* DATA SUPPLIED:
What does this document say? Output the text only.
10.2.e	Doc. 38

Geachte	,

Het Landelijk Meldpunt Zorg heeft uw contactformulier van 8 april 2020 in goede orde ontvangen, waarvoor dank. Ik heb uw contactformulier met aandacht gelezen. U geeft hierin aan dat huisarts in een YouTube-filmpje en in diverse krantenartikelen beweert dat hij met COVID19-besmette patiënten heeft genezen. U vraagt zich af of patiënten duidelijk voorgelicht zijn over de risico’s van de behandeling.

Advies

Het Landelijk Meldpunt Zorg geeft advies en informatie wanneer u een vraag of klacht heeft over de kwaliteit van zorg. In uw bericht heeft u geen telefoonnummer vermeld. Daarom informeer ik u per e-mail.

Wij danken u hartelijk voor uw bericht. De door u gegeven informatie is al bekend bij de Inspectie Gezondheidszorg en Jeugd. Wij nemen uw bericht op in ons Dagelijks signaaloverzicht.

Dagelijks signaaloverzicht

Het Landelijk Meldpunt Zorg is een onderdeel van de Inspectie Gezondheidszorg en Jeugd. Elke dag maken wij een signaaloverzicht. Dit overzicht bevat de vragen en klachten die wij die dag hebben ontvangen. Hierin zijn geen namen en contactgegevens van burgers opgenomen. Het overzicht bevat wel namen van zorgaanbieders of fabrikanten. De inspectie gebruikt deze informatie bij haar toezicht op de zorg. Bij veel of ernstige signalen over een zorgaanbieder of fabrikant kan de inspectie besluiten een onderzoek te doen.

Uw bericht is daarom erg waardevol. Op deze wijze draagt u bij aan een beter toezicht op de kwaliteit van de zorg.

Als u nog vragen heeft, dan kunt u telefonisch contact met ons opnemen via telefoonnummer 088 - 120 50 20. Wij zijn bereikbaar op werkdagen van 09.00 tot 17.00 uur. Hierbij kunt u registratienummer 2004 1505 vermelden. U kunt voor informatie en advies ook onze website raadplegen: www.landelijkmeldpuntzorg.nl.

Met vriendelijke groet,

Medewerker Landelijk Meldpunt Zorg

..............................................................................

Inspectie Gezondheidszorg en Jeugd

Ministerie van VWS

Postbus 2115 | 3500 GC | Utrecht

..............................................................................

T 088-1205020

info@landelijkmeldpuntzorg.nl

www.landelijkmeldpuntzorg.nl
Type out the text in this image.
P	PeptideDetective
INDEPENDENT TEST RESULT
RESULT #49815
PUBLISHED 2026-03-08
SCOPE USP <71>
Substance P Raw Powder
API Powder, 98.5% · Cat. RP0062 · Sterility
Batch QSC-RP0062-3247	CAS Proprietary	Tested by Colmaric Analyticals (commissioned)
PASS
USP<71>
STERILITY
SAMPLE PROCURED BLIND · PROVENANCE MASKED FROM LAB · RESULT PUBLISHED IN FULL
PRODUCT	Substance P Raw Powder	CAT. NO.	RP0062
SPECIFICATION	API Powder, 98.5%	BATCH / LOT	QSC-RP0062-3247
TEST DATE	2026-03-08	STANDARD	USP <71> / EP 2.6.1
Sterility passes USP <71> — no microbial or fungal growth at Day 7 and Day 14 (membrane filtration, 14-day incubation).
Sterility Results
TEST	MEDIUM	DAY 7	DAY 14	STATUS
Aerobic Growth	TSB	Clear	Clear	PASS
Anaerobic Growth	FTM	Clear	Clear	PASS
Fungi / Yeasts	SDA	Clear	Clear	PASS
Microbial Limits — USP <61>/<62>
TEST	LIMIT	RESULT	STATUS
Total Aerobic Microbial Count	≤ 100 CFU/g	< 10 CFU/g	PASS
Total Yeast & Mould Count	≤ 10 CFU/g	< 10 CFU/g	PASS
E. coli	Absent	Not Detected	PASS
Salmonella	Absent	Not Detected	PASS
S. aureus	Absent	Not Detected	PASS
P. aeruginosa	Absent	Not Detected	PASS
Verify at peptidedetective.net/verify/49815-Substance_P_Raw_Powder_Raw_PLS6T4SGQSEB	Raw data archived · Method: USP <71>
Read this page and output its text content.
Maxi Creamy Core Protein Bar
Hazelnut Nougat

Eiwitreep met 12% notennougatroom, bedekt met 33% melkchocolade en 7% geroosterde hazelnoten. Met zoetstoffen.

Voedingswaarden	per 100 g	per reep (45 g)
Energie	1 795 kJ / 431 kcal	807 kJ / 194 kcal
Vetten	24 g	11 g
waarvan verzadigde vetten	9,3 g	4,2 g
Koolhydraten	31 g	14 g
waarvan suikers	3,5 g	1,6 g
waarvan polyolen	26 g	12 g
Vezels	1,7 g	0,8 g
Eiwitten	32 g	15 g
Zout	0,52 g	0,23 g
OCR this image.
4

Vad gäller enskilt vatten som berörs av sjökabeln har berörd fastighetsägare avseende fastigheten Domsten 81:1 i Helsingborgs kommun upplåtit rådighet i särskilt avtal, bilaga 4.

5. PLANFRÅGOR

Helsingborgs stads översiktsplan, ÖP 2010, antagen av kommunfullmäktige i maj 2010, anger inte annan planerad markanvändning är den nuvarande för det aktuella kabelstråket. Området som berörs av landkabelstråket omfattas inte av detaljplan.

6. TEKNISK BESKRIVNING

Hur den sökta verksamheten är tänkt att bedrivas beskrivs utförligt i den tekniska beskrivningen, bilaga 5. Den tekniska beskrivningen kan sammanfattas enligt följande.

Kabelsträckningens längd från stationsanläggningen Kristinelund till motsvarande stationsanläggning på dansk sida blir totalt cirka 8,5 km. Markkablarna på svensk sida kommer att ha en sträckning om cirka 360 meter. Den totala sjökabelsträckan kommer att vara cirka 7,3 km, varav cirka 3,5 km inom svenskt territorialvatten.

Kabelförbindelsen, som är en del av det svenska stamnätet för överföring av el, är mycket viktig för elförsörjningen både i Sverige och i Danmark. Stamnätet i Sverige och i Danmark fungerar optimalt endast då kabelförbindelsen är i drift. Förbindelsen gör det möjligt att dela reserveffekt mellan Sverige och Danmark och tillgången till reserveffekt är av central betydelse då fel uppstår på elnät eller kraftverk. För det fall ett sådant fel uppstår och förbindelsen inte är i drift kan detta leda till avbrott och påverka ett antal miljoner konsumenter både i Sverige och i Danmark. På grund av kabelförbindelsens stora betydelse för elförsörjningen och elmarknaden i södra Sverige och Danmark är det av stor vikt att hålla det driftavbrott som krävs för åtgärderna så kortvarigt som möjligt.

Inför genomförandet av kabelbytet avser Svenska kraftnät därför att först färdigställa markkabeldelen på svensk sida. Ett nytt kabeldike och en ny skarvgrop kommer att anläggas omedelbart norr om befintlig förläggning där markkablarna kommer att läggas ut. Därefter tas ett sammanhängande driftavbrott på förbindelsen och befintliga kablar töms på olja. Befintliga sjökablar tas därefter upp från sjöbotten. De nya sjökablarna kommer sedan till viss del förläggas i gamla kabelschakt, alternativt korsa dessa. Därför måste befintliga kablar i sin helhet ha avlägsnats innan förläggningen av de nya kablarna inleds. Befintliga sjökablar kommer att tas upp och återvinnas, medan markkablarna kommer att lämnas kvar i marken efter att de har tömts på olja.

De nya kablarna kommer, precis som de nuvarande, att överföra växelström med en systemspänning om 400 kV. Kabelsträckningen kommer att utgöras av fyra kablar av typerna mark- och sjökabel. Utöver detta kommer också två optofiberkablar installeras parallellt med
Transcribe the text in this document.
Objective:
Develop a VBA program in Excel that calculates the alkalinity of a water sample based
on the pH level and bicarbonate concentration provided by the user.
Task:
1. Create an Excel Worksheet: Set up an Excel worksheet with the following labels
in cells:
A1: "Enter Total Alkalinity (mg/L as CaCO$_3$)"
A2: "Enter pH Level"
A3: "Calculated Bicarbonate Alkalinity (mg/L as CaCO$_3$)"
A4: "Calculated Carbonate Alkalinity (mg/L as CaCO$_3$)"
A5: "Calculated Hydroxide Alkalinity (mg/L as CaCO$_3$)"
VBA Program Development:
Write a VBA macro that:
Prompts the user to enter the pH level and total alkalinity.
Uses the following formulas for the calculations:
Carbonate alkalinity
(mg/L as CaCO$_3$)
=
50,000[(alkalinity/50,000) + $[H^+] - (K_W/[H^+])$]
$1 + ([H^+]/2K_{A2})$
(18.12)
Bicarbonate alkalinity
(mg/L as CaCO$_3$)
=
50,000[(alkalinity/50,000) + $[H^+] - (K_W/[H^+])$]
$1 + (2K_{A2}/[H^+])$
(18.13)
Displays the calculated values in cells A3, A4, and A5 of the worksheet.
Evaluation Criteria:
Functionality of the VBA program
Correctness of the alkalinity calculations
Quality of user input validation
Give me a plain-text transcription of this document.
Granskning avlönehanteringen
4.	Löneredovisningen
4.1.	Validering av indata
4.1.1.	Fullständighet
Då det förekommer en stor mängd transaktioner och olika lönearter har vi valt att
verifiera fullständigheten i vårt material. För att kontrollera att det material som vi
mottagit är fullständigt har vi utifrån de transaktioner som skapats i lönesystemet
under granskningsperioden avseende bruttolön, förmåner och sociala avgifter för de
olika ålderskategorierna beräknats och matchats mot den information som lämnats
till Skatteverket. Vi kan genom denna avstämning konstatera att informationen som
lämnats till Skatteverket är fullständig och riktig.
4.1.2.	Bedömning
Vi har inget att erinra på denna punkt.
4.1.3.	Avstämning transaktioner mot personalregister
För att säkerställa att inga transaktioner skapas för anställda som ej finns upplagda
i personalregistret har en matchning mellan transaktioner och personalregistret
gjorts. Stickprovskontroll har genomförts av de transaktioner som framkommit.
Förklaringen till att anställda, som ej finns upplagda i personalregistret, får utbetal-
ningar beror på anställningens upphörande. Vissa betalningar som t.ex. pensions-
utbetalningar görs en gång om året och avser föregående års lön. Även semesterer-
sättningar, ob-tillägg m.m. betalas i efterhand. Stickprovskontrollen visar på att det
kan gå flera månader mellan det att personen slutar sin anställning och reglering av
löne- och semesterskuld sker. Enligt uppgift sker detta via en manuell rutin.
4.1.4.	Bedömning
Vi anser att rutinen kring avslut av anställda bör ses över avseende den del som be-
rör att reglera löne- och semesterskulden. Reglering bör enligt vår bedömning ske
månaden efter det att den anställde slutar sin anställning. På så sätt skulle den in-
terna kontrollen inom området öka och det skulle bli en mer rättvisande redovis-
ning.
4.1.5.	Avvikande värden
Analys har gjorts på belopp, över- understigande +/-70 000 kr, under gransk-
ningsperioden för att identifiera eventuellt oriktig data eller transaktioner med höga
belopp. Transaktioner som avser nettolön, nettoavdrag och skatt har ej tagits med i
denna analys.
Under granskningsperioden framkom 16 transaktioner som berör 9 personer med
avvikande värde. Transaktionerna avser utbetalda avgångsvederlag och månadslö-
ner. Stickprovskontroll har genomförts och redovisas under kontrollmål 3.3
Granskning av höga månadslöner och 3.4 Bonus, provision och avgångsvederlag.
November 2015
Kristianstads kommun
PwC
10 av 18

* WHAT YOU NEED TO DO:
In the records above, find each line that mentions the word "cells", and copy it.

* SOLUTION:
in cells:
Displays the calculated values in cells A3, A4, and A5 of the worksheet.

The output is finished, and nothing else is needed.